> **Exercise description**: Could you copy every line from the material below in which "name" appears?

> **Excerpts from a figure dataset**:

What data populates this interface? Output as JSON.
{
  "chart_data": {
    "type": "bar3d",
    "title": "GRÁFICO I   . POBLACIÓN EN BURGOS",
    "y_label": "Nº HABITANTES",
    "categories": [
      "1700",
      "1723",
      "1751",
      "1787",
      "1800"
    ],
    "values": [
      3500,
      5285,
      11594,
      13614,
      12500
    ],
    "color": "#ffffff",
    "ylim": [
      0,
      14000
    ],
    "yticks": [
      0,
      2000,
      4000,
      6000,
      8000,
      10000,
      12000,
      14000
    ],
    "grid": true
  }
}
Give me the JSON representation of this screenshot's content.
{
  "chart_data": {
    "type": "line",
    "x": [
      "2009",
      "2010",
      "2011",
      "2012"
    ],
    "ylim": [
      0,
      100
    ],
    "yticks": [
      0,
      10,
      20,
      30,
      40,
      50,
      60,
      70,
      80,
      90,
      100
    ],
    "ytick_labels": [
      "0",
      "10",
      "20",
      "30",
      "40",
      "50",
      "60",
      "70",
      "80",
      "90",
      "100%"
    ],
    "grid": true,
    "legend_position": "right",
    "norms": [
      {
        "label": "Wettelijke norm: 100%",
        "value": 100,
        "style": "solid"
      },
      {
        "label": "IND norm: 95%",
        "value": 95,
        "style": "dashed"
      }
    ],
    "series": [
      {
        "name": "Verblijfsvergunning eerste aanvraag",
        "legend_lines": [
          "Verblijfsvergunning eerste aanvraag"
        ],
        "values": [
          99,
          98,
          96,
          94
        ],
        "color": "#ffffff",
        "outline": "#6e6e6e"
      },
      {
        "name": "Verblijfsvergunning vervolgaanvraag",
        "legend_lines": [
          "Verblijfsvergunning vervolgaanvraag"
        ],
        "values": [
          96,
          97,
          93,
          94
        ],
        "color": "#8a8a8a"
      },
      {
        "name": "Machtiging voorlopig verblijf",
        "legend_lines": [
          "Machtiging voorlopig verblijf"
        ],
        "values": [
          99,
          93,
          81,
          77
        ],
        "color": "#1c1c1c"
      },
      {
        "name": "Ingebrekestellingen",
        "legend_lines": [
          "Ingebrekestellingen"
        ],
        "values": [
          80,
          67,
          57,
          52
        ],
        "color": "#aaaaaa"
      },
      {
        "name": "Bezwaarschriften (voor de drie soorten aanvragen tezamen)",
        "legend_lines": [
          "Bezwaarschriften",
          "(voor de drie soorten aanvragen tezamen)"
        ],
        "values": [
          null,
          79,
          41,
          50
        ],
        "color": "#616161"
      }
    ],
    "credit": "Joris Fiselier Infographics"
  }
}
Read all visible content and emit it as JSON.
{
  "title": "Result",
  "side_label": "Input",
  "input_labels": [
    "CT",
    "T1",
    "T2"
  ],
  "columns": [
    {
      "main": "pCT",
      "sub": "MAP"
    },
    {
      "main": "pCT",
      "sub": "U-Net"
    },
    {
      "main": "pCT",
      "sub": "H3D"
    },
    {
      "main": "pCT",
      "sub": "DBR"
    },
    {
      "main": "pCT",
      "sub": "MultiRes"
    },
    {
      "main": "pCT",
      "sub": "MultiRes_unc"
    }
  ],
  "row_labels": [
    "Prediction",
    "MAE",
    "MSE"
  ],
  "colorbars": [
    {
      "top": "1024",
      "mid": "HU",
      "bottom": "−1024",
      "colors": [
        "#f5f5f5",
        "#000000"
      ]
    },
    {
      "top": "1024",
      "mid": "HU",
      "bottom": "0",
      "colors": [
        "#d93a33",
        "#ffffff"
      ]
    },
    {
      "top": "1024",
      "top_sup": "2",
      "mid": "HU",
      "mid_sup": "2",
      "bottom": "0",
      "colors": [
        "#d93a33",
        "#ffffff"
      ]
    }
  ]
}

> **Task solution**:
        "name": "Verblijfsvergunning eerste aanvraag",
        "name": "Verblijfsvergunning vervolgaanvraag",
        "name": "Machtiging voorlopig verblijf",
        "name": "Ingebrekestellingen",
        "name": "Bezwaarschriften (voor de drie soorten aanvragen tezamen)",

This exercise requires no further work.